[Recorded data]
--------------------------------------------------
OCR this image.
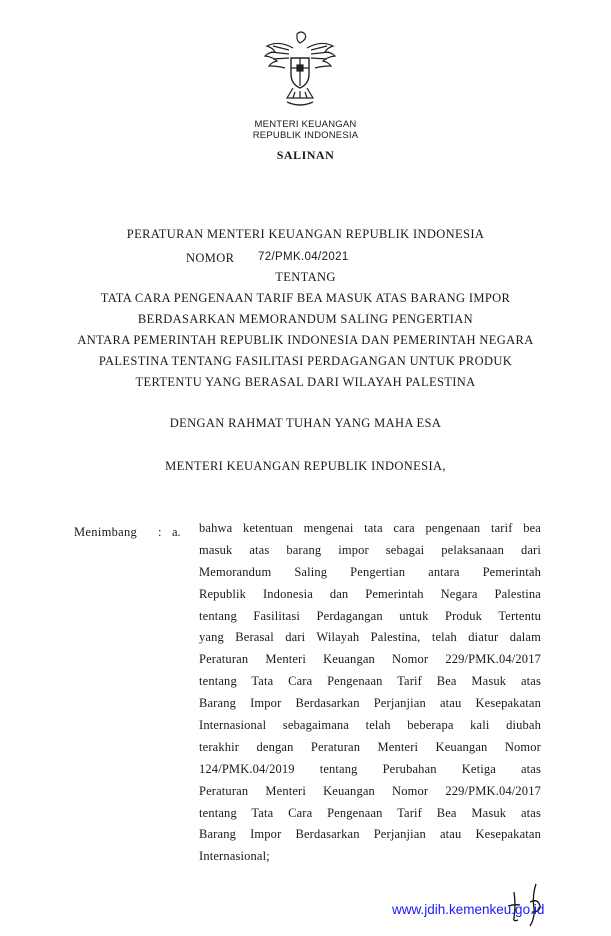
MENTERI KEUANGAN
REPUBLIK INDONESIA
SALINAN
PERATURAN MENTERI KEUANGAN REPUBLIK INDONESIA
NOMOR 72/PMK.04/2021
TENTANG
TATA CARA PENGENAAN TARIF BEA MASUK ATAS BARANG IMPOR
BERDASARKAN MEMORANDUM SALING PENGERTIAN
ANTARA PEMERINTAH REPUBLIK INDONESIA DAN PEMERINTAH NEGARA
PALESTINA TENTANG FASILITASI PERDAGANGAN UNTUK PRODUK
TERTENTU YANG BERASAL DARI WILAYAH PALESTINA
DENGAN RAHMAT TUHAN YANG MAHA ESA
MENTERI KEUANGAN REPUBLIK INDONESIA,
Menimbang : a. bahwa ketentuan mengenai tata cara pengenaan tarif bea
masuk atas barang impor sebagai pelaksanaan dari
Memorandum Saling Pengertian antara Pemerintah
Republik Indonesia dan Pemerintah Negara Palestina
tentang Fasilitasi Perdagangan untuk Produk Tertentu
yang Berasal dari Wilayah Palestina, telah diatur dalam
Peraturan Menteri Keuangan Nomor 229/PMK.04/2017
tentang Tata Cara Pengenaan Tarif Bea Masuk atas
Barang Impor Berdasarkan Perjanjian atau Kesepakatan
Internasional sebagaimana telah beberapa kali diubah
terakhir dengan Peraturan Menteri Keuangan Nomor
124/PMK.04/2019 tentang Perubahan Ketiga atas
Peraturan Menteri Keuangan Nomor 229/PMK.04/2017
tentang Tata Cara Pengenaan Tarif Bea Masuk atas
Barang Impor Berdasarkan Perjanjian atau Kesepakatan
Internasional;
www.jdih.kemenkeu.go.id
--------------------------------------------------
■ Exercise instructions ■
Write out the entries above verbatim; the pictures do not belong in your copy.

■ Expected answer ■
OCR this image.
MENTERI KEUANGAN
REPUBLIK INDONESIA
SALINAN
PERATURAN MENTERI KEUANGAN REPUBLIK INDONESIA
NOMOR 72/PMK.04/2021
TENTANG
TATA CARA PENGENAAN TARIF BEA MASUK ATAS BARANG IMPOR
BERDASARKAN MEMORANDUM SALING PENGERTIAN
ANTARA PEMERINTAH REPUBLIK INDONESIA DAN PEMERINTAH NEGARA
PALESTINA TENTANG FASILITASI PERDAGANGAN UNTUK PRODUK
TERTENTU YANG BERASAL DARI WILAYAH PALESTINA
DENGAN RAHMAT TUHAN YANG MAHA ESA
MENTERI KEUANGAN REPUBLIK INDONESIA,
Menimbang : a. bahwa ketentuan mengenai tata cara pengenaan tarif bea
masuk atas barang impor sebagai pelaksanaan dari
Memorandum Saling Pengertian antara Pemerintah
Republik Indonesia dan Pemerintah Negara Palestina
tentang Fasilitasi Perdagangan untuk Produk Tertentu
yang Berasal dari Wilayah Palestina, telah diatur dalam
Peraturan Menteri Keuangan Nomor 229/PMK.04/2017
tentang Tata Cara Pengenaan Tarif Bea Masuk atas
Barang Impor Berdasarkan Perjanjian atau Kesepakatan
Internasional sebagaimana telah beberapa kali diubah
terakhir dengan Peraturan Menteri Keuangan Nomor
124/PMK.04/2019 tentang Perubahan Ketiga atas
Peraturan Menteri Keuangan Nomor 229/PMK.04/2017
tentang Tata Cara Pengenaan Tarif Bea Masuk atas
Barang Impor Berdasarkan Perjanjian atau Kesepakatan
Internasional;
www.jdih.kemenkeu.go.id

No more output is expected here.